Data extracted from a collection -
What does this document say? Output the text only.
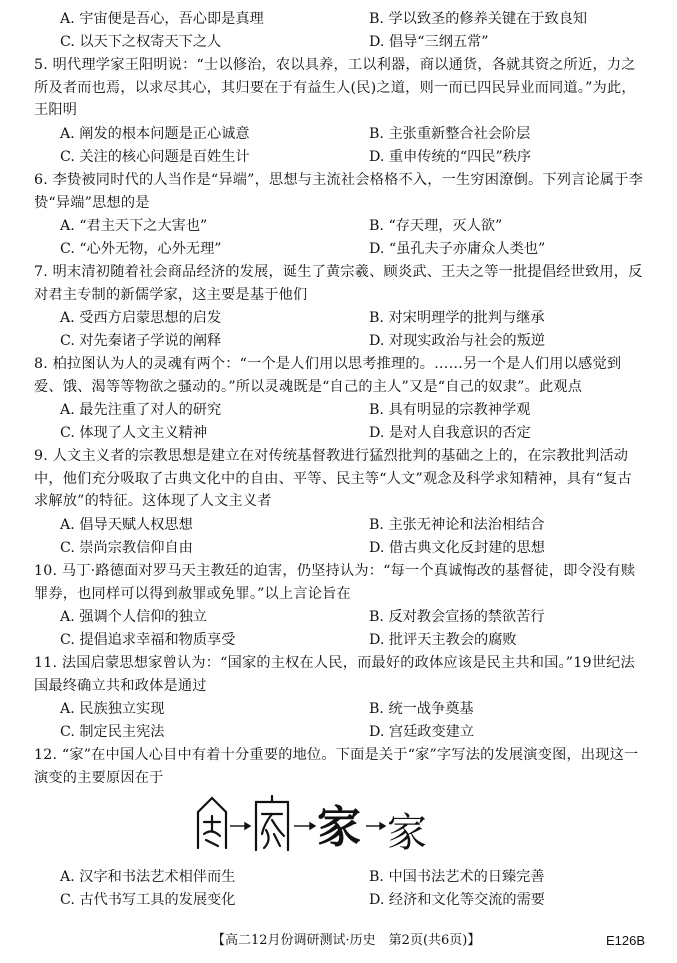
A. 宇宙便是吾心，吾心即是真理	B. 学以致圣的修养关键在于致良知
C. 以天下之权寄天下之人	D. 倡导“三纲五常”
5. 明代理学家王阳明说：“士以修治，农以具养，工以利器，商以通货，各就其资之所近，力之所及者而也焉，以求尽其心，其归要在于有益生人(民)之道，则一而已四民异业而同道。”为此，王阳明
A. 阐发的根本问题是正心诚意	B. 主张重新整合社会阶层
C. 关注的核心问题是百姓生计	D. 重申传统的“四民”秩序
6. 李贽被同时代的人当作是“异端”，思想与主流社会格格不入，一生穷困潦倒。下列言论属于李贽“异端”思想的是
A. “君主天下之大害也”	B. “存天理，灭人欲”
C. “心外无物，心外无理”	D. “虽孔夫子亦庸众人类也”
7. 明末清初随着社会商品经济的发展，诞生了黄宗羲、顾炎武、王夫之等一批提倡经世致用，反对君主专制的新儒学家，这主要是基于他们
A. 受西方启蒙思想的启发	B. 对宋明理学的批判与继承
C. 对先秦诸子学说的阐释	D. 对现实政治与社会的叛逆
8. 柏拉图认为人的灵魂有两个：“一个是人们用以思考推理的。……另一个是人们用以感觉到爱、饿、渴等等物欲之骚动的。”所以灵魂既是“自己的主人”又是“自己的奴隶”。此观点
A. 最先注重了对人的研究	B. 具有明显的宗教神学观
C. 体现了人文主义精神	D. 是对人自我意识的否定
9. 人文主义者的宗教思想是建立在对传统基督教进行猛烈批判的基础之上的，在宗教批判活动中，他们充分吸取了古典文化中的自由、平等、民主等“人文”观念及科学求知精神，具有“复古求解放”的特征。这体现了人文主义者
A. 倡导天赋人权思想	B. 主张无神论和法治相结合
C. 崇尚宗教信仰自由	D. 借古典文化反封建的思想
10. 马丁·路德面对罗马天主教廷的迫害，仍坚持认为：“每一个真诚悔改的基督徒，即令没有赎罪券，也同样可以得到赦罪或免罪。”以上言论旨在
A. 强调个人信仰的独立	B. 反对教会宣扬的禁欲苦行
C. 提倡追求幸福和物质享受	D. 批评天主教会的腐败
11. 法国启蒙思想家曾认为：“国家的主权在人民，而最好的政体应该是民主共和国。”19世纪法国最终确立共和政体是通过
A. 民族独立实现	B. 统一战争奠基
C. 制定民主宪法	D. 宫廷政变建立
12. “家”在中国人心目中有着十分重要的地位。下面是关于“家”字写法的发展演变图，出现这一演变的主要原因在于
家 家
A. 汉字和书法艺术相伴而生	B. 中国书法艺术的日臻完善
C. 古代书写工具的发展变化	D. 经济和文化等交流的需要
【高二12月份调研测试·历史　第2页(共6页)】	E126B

Work instructions - Write out every record above exactly as it stands, but leave out the pictures.

Task answer -
What does this document say? Output the text only.
A. 宇宙便是吾心，吾心即是真理	B. 学以致圣的修养关键在于致良知
C. 以天下之权寄天下之人	D. 倡导“三纲五常”
5. 明代理学家王阳明说：“士以修治，农以具养，工以利器，商以通货，各就其资之所近，力之所及者而也焉，以求尽其心，其归要在于有益生人(民)之道，则一而已四民异业而同道。”为此，王阳明
A. 阐发的根本问题是正心诚意	B. 主张重新整合社会阶层
C. 关注的核心问题是百姓生计	D. 重申传统的“四民”秩序
6. 李贽被同时代的人当作是“异端”，思想与主流社会格格不入，一生穷困潦倒。下列言论属于李贽“异端”思想的是
A. “君主天下之大害也”	B. “存天理，灭人欲”
C. “心外无物，心外无理”	D. “虽孔夫子亦庸众人类也”
7. 明末清初随着社会商品经济的发展，诞生了黄宗羲、顾炎武、王夫之等一批提倡经世致用，反对君主专制的新儒学家，这主要是基于他们
A. 受西方启蒙思想的启发	B. 对宋明理学的批判与继承
C. 对先秦诸子学说的阐释	D. 对现实政治与社会的叛逆
8. 柏拉图认为人的灵魂有两个：“一个是人们用以思考推理的。……另一个是人们用以感觉到爱、饿、渴等等物欲之骚动的。”所以灵魂既是“自己的主人”又是“自己的奴隶”。此观点
A. 最先注重了对人的研究	B. 具有明显的宗教神学观
C. 体现了人文主义精神	D. 是对人自我意识的否定
9. 人文主义者的宗教思想是建立在对传统基督教进行猛烈批判的基础之上的，在宗教批判活动中，他们充分吸取了古典文化中的自由、平等、民主等“人文”观念及科学求知精神，具有“复古求解放”的特征。这体现了人文主义者
A. 倡导天赋人权思想	B. 主张无神论和法治相结合
C. 崇尚宗教信仰自由	D. 借古典文化反封建的思想
10. 马丁·路德面对罗马天主教廷的迫害，仍坚持认为：“每一个真诚悔改的基督徒，即令没有赎罪券，也同样可以得到赦罪或免罪。”以上言论旨在
A. 强调个人信仰的独立	B. 反对教会宣扬的禁欲苦行
C. 提倡追求幸福和物质享受	D. 批评天主教会的腐败
11. 法国启蒙思想家曾认为：“国家的主权在人民，而最好的政体应该是民主共和国。”19世纪法国最终确立共和政体是通过
A. 民族独立实现	B. 统一战争奠基
C. 制定民主宪法	D. 宫廷政变建立
12. “家”在中国人心目中有着十分重要的地位。下面是关于“家”字写法的发展演变图，出现这一演变的主要原因在于
家 家
A. 汉字和书法艺术相伴而生	B. 中国书法艺术的日臻完善
C. 古代书写工具的发展变化	D. 经济和文化等交流的需要
【高二12月份调研测试·历史　第2页(共6页)】	E126B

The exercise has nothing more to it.